Short task >>
Report every line of the listing below that contains the string "badge", copying each one in full.

Excerpted records >>
========================================

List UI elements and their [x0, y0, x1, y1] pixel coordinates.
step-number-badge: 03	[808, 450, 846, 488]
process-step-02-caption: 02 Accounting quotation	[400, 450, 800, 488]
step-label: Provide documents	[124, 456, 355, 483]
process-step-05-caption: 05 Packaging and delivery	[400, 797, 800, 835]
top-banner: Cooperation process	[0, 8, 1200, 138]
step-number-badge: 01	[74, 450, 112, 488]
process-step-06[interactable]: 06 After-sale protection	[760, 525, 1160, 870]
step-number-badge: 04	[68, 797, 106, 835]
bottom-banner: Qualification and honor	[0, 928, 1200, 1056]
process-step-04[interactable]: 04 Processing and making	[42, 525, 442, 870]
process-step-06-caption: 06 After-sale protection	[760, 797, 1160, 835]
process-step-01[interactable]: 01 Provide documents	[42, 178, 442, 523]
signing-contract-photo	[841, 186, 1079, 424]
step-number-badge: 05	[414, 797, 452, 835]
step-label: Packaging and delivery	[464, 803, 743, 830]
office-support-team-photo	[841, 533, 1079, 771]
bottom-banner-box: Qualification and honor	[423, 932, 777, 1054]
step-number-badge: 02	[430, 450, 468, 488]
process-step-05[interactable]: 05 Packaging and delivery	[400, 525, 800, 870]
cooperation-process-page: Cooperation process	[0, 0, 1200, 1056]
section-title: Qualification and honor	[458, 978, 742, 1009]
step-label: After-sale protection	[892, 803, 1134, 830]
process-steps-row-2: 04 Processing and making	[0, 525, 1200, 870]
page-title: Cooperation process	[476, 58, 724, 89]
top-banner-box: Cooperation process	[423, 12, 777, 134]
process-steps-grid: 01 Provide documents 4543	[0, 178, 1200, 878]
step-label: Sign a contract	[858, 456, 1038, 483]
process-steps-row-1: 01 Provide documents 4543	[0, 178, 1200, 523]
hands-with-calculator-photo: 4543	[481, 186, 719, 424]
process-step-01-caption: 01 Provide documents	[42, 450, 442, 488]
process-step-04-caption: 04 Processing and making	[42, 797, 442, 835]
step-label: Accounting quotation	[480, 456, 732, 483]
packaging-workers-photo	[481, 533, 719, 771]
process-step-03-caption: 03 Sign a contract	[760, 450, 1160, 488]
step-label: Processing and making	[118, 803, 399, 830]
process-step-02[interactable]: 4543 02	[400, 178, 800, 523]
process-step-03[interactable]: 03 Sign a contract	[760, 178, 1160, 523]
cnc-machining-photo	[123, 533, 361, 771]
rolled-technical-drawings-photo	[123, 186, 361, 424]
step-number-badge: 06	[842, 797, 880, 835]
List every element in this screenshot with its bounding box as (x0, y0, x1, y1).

========================================

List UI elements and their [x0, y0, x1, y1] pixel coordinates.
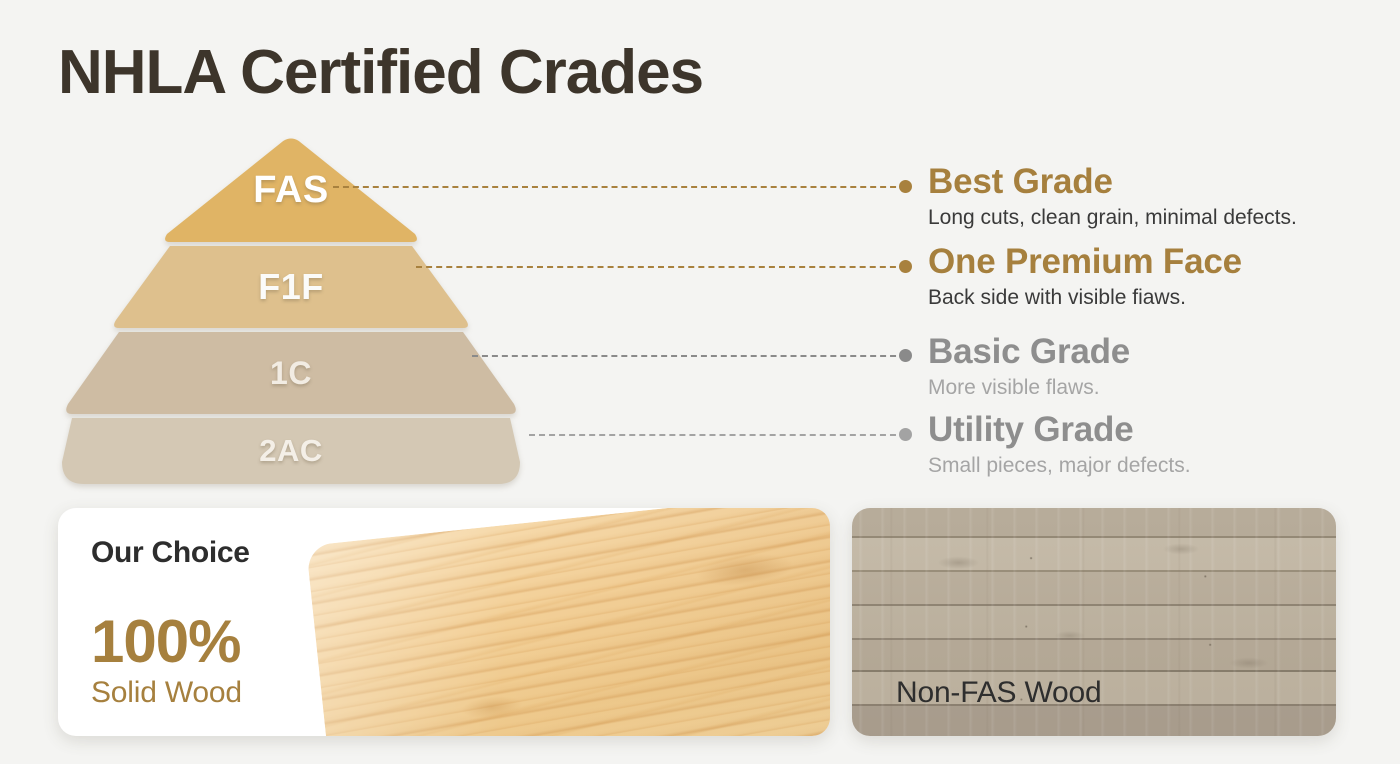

========================================

Response to the task >>
step-number-badge: 03	[808, 450, 846, 488]
step-number-badge: 01	[74, 450, 112, 488]
step-number-badge: 04	[68, 797, 106, 835]
step-number-badge: 05	[414, 797, 452, 835]
step-number-badge: 02	[430, 450, 468, 488]
step-number-badge: 06	[842, 797, 880, 835]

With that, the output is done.